» TASK DIRECTIONS:
Arrange the items as a numbered list, from their first line through the line containing "- peak-marker: [520, 353, 533, 367]", both included. Leave out any blank lines.

» EXCERPTED RECORDS:
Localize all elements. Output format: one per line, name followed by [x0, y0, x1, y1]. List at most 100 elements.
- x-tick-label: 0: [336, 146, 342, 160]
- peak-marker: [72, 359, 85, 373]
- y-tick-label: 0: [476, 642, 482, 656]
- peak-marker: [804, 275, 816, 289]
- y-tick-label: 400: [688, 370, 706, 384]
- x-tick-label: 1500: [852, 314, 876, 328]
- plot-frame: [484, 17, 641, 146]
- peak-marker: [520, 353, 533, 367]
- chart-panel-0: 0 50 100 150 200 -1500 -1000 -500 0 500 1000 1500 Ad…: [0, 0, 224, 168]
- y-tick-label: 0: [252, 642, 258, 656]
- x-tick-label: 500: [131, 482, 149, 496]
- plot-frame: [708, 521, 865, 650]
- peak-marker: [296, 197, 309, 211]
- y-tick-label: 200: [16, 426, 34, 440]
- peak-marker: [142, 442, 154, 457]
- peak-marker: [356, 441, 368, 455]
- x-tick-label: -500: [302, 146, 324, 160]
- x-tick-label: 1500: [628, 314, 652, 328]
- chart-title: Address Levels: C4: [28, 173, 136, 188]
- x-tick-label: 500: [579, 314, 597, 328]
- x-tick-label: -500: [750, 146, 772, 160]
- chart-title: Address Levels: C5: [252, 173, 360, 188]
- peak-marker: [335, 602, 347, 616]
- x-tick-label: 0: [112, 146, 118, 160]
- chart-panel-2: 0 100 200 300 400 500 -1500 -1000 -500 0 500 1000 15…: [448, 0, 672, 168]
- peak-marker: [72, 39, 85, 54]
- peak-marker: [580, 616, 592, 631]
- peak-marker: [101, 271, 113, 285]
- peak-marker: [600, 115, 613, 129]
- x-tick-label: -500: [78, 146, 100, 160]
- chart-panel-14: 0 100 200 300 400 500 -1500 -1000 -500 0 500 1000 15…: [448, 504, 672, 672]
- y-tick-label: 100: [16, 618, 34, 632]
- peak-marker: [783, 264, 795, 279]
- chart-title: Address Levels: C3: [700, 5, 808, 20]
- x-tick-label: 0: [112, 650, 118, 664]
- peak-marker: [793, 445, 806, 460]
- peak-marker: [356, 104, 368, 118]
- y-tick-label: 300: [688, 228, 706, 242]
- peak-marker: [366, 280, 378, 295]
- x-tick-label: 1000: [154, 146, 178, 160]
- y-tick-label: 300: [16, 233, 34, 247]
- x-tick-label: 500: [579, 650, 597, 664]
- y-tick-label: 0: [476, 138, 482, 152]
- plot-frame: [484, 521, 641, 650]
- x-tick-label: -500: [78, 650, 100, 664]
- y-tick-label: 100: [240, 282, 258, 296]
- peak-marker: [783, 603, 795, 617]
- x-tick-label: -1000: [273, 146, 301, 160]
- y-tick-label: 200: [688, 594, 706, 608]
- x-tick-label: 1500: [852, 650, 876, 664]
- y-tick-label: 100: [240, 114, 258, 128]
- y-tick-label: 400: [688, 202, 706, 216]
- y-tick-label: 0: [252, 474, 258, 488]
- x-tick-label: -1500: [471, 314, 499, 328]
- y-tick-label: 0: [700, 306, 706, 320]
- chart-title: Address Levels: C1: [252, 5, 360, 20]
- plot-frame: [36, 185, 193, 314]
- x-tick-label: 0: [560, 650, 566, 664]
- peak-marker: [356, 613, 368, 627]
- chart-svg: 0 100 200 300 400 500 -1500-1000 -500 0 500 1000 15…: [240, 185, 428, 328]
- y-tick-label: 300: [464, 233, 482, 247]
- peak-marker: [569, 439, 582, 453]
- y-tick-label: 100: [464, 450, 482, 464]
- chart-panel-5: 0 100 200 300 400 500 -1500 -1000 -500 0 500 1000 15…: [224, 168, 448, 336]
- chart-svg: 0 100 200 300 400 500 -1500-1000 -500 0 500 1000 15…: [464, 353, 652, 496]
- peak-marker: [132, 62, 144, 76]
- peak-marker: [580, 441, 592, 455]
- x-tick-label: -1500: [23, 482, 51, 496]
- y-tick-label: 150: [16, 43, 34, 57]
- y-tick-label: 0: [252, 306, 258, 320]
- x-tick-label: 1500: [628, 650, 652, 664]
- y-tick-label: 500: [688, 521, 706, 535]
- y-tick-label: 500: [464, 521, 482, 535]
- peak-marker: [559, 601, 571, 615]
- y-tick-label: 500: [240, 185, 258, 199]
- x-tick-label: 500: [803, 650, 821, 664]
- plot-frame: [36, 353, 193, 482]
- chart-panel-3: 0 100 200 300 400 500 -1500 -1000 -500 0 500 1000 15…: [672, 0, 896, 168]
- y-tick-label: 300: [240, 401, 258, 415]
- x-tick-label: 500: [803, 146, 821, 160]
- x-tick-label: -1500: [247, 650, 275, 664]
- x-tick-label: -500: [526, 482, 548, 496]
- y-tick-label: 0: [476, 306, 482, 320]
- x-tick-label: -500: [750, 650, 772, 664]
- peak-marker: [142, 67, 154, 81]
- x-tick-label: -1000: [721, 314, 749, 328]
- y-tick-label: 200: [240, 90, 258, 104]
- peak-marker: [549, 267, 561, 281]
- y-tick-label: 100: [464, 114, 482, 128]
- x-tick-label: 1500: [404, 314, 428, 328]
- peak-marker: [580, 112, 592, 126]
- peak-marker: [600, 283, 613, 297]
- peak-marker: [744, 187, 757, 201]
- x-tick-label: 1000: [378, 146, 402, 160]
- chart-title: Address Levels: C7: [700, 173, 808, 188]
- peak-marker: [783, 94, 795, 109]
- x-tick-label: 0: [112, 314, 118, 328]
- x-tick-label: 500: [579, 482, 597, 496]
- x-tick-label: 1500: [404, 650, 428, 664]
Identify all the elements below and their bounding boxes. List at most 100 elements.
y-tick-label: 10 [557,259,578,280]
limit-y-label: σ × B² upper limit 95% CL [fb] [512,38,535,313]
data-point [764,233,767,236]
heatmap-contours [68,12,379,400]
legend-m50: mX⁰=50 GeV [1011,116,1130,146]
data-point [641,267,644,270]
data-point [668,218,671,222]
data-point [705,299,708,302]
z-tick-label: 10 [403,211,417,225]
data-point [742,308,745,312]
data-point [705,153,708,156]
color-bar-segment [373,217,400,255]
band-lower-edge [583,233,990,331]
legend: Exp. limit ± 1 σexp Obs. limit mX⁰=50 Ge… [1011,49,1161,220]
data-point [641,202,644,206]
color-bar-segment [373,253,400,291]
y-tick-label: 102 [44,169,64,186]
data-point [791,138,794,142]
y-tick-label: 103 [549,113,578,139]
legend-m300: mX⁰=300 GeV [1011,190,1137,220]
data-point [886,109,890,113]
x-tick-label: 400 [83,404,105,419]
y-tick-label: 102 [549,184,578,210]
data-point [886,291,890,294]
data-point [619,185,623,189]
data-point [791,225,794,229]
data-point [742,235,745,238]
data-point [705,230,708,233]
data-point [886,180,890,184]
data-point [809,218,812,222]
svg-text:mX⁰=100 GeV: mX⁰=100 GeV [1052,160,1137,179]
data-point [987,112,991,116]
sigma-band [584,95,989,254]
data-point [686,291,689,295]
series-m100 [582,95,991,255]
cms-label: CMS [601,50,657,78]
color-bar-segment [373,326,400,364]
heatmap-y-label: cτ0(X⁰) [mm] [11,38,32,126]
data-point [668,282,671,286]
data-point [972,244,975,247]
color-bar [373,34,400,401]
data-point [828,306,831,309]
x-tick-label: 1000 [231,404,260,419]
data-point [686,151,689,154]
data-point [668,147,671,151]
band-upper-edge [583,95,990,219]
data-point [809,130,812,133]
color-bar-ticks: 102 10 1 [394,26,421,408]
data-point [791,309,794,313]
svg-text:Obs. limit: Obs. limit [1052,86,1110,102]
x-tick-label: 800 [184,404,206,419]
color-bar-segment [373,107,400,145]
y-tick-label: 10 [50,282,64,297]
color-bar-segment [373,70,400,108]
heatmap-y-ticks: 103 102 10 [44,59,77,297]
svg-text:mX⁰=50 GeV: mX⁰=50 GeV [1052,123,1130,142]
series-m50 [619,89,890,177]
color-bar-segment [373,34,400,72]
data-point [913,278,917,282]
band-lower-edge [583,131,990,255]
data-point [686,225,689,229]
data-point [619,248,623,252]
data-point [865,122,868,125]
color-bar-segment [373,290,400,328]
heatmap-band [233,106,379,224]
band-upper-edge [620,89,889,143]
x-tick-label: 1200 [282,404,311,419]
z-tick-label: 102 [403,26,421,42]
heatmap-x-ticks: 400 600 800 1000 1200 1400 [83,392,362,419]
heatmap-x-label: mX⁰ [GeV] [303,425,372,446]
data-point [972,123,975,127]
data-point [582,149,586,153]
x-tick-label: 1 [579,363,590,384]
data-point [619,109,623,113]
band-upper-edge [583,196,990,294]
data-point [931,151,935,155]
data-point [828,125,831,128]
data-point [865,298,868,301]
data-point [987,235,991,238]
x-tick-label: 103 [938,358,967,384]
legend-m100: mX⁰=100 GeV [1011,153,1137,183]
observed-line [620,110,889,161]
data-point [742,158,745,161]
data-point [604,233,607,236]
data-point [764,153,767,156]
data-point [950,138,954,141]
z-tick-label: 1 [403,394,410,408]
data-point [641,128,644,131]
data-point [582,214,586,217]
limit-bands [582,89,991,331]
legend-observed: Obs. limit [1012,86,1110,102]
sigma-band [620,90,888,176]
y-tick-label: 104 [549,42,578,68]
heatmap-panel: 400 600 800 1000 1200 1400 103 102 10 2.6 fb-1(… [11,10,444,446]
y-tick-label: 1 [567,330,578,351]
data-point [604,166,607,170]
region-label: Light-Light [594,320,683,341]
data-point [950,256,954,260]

» COMPLETE RESPONSE:
1. Localize all elements. Output format: one per line, name followed by [x0, y0, x1, y1]. List at most 100 elements.
2. - x-tick-label: 0: [336, 146, 342, 160]
3. - peak-marker: [72, 359, 85, 373]
4. - y-tick-label: 0: [476, 642, 482, 656]
5. - peak-marker: [804, 275, 816, 289]
6. - y-tick-label: 400: [688, 370, 706, 384]
7. - x-tick-label: 1500: [852, 314, 876, 328]
8. - plot-frame: [484, 17, 641, 146]
9. - peak-marker: [520, 353, 533, 367]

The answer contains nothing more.